### SOURCE EXCERPT

No, the challenge for me hasn’t been solitude—it’s continuing to believe in something and getting others to care. Validation comes in all forms, large and small. Every time a notification pops up for a new free member signing up for one of my projects, it feels great. Even better when validation comes in the form of someone spending money on something I’ve built solo. That’s what keeps me going through self-doubt—or general doubt—which is harder when you’ve wrestled with depression.

It’s tough in a world where everything online feels gatekept by massive corporations and life seems like a constant popularity contest. The older I get, the more the world seems like a schoolyard in a bigger yard. I’ve worked for some of the largest tech companies and done corporate consulting, but I’ve never thrived in the politics, ladders, and BS of it all. I’ve thrived in my corner, building, tinkering, making my own blocks. Bratags is one of those blocks.

######
### RECORD SET

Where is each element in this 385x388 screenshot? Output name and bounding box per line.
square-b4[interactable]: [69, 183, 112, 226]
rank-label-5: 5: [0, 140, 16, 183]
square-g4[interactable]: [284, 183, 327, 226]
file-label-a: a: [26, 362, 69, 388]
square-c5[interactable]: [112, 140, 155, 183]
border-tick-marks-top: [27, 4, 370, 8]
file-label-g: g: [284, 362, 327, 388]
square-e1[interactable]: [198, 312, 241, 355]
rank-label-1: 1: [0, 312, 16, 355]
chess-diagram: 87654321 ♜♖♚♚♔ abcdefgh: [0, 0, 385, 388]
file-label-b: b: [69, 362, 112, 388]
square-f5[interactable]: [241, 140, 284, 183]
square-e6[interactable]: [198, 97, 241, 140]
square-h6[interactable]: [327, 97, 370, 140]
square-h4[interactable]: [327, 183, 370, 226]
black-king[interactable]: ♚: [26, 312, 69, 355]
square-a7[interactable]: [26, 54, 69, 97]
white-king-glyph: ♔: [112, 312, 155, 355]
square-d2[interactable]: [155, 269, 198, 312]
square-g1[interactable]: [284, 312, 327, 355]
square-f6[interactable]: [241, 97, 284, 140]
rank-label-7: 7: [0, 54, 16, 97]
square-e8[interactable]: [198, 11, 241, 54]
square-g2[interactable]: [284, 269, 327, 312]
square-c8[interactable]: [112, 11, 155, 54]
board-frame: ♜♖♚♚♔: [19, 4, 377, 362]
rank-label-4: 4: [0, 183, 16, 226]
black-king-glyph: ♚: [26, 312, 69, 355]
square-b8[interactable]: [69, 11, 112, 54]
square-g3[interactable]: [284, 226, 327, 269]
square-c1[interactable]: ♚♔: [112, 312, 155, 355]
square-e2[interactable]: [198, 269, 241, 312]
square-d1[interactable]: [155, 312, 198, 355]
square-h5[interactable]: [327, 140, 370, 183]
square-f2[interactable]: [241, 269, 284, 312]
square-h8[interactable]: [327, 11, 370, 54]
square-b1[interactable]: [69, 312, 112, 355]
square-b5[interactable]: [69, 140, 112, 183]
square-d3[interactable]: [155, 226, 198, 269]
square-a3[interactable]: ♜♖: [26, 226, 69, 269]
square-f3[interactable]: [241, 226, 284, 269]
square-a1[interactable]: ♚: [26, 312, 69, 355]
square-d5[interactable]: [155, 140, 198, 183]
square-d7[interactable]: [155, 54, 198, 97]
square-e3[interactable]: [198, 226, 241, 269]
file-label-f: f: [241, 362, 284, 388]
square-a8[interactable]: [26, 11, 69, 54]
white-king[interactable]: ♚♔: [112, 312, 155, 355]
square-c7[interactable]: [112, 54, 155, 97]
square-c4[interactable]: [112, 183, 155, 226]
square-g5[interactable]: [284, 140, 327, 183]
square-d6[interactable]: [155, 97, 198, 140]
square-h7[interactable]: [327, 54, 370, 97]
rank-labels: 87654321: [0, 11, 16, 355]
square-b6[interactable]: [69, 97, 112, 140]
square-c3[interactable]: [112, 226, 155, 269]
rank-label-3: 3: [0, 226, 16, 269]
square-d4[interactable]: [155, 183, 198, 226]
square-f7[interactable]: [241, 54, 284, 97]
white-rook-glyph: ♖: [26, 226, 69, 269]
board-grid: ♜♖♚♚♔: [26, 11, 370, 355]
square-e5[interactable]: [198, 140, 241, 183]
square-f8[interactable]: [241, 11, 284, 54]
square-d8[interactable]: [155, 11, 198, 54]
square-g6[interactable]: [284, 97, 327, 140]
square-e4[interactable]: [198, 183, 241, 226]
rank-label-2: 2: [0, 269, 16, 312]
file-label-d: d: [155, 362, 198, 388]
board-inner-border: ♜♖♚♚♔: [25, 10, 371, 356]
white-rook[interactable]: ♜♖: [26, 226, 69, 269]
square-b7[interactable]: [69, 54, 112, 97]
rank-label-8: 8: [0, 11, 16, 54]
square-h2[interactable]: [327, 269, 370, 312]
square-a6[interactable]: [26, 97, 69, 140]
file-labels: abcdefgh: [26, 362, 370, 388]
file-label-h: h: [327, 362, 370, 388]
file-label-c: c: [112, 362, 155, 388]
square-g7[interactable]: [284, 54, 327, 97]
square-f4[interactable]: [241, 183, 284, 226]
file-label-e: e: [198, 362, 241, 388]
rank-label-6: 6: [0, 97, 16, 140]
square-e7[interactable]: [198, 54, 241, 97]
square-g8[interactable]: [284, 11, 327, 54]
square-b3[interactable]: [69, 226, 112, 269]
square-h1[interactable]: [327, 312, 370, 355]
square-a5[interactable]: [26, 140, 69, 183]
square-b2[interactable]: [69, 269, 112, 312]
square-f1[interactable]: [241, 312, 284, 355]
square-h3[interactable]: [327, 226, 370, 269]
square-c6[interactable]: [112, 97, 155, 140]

######

AIM:
Condense the paragraph of the source excerpt that begins "It’s tough in a world" into a shorter version that keeps its main facts. Rely only on the source excerpt and not on the material.

TASK OUTPUT:
Online life feels gatekept by huge corporations and like a constant popularity contest, and with age the world seems more like a schoolyard in a bigger yard. I’ve worked for some of the largest tech companies and done corporate consulting, but I never thrived in the politics, ladders, and BS. I thrive in my own corner, building, tinkering, and making my own blocks, and Bratags is one of them.